» Exercise aim
All of the data should be output character for character, except the pictures.

[Dataset records]

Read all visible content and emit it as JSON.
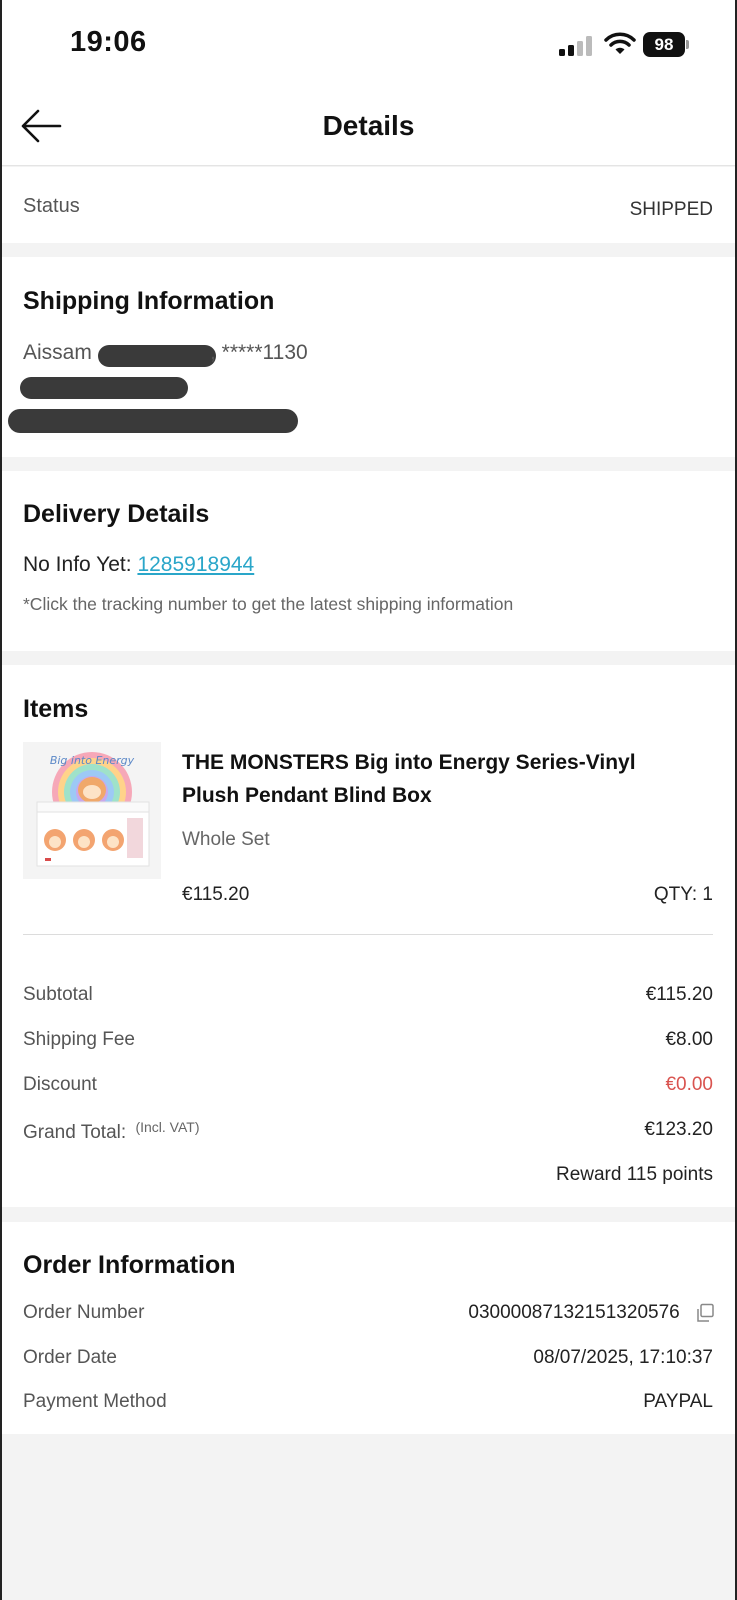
{
  "status_bar": {
    "time": "19:06",
    "battery": "98"
  },
  "header": {
    "title": "Details"
  },
  "status": {
    "label": "Status",
    "value": "SHIPPED"
  },
  "shipping": {
    "heading": "Shipping Information",
    "name_visible": "Aissam",
    "phone": ", *****1130"
  },
  "delivery": {
    "heading": "Delivery Details",
    "no_info": "No Info Yet: ",
    "tracking_number": "1285918944",
    "note": "*Click the tracking number to get the latest shipping information"
  },
  "items": {
    "heading": "Items",
    "product": {
      "title_line1": "THE MONSTERS Big into Energy Series-Vinyl",
      "title_line2": "Plush Pendant Blind Box",
      "variant": "Whole Set",
      "price": "€115.20",
      "qty": "QTY: 1"
    },
    "summary": {
      "subtotal_label": "Subtotal",
      "subtotal_value": "€115.20",
      "shipping_label": "Shipping Fee",
      "shipping_value": "€8.00",
      "discount_label": "Discount",
      "discount_value": "€0.00",
      "grand_label": "Grand Total:",
      "grand_note": "(Incl. VAT)",
      "grand_value": "€123.20",
      "reward": "Reward 115 points"
    }
  },
  "order": {
    "heading": "Order Information",
    "number_label": "Order Number",
    "number_value": "03000087132151320576",
    "date_label": "Order Date",
    "date_value": "08/07/2025, 17:10:37",
    "payment_label": "Payment Method",
    "payment_value": "PAYPAL"
  },
  "colors": {
    "link": "#2aa6c9",
    "discount": "#d9534f",
    "page_bg": "#f3f3f3"
  }
}
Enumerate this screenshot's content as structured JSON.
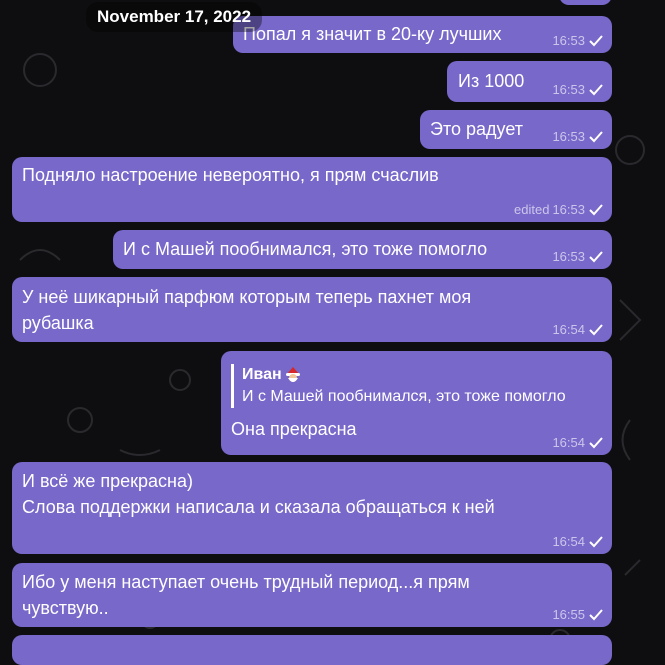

» Task answer
Read all visible content and emit it as JSON.
{
  "status_bar": {
    "time": "19:06",
    "battery": "98"
  },
  "header": {
    "title": "Details"
  },
  "status": {
    "label": "Status",
    "value": "SHIPPED"
  },
  "shipping": {
    "heading": "Shipping Information",
    "name_visible": "Aissam",
    "phone": ", *****1130"
  },
  "delivery": {
    "heading": "Delivery Details",
    "no_info": "No Info Yet: ",
    "tracking_number": "1285918944",
    "note": "*Click the tracking number to get the latest shipping information"
  },
  "items": {
    "heading": "Items",
    "product": {
      "title_line1": "THE MONSTERS Big into Energy Series-Vinyl",
      "title_line2": "Plush Pendant Blind Box",
      "variant": "Whole Set",
      "price": "€115.20",
      "qty": "QTY: 1"
    },
    "summary": {
      "subtotal_label": "Subtotal",
      "subtotal_value": "€115.20",
      "shipping_label": "Shipping Fee",
      "shipping_value": "€8.00",
      "discount_label": "Discount",
      "discount_value": "€0.00",
      "grand_label": "Grand Total:",
      "grand_note": "(Incl. VAT)",
      "grand_value": "€123.20",
      "reward": "Reward 115 points"
    }
  },
  "order": {
    "heading": "Order Information",
    "number_label": "Order Number",
    "number_value": "03000087132151320576",
    "date_label": "Order Date",
    "date_value": "08/07/2025, 17:10:37",
    "payment_label": "Payment Method",
    "payment_value": "PAYPAL"
  },
  "colors": {
    "link": "#2aa6c9",
    "discount": "#d9534f",
    "page_bg": "#f3f3f3"
  }
}
Enumerate this screenshot's content as structured JSON.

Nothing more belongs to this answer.